THE EXERCISE: Give every line of the data again, unchanged, but with no pictures.

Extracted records
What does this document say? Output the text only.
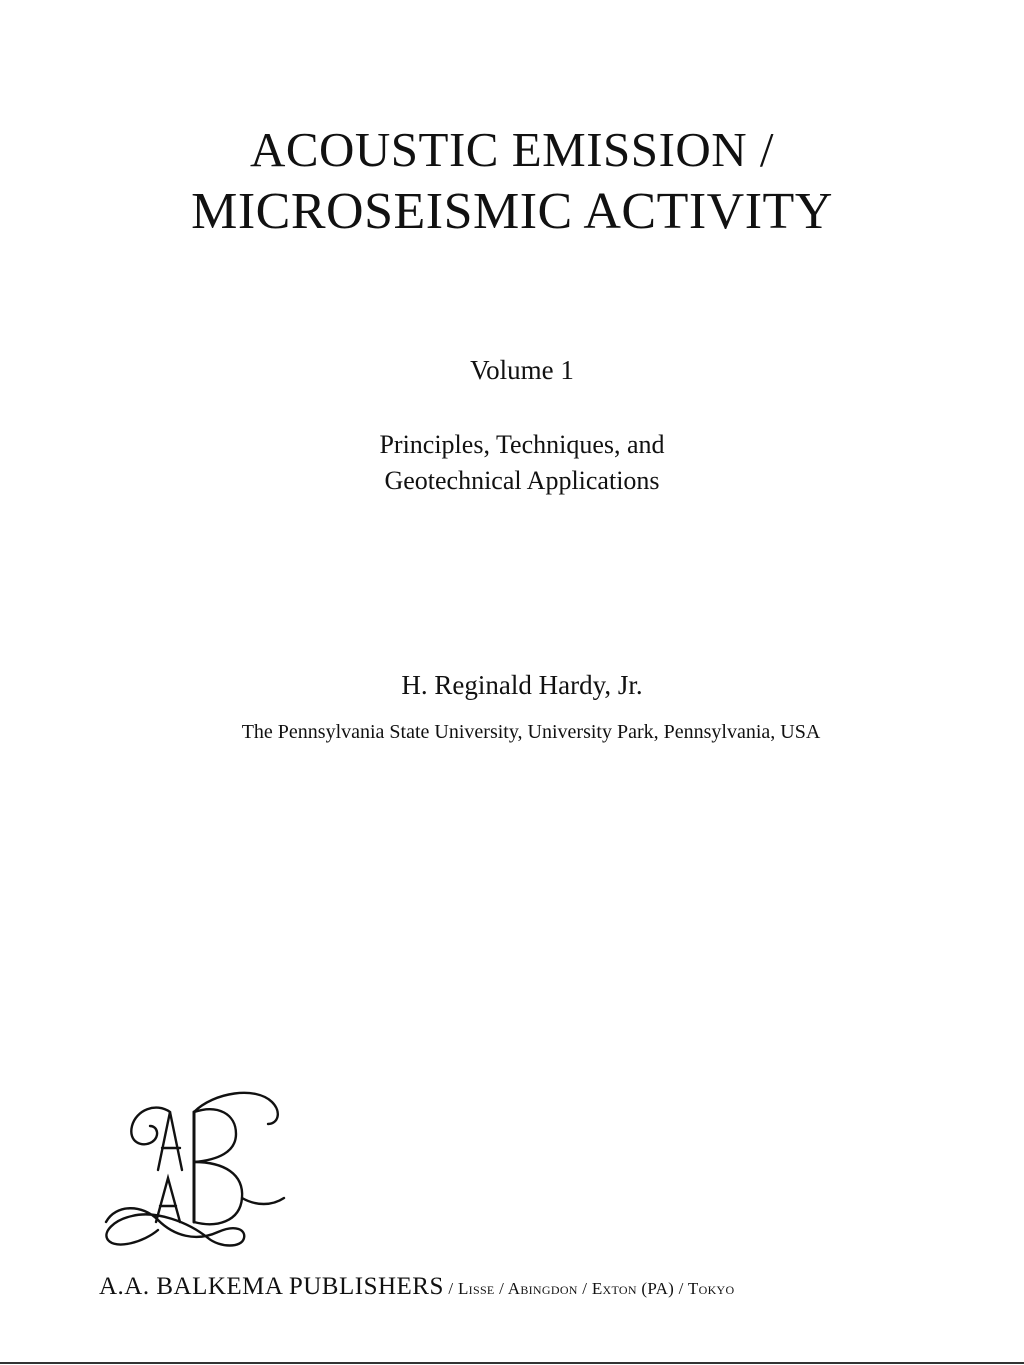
ACOUSTIC EMISSION /
MICROSEISMIC ACTIVITY
Volume 1
Principles, Techniques, and
Geotechnical Applications
H. Reginald Hardy, Jr.
The Pennsylvania State University, University Park, Pennsylvania, USA
A.A. BALKEMA PUBLISHERS / Lisse / Abingdon / Exton (PA) / Tokyo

CORRECT OUTPUT:
What does this document say? Output the text only.
ACOUSTIC EMISSION /
MICROSEISMIC ACTIVITY
Volume 1
Principles, Techniques, and
Geotechnical Applications
H. Reginald Hardy, Jr.
The Pennsylvania State University, University Park, Pennsylvania, USA
A.A. BALKEMA PUBLISHERS / Lisse / Abingdon / Exton (PA) / Tokyo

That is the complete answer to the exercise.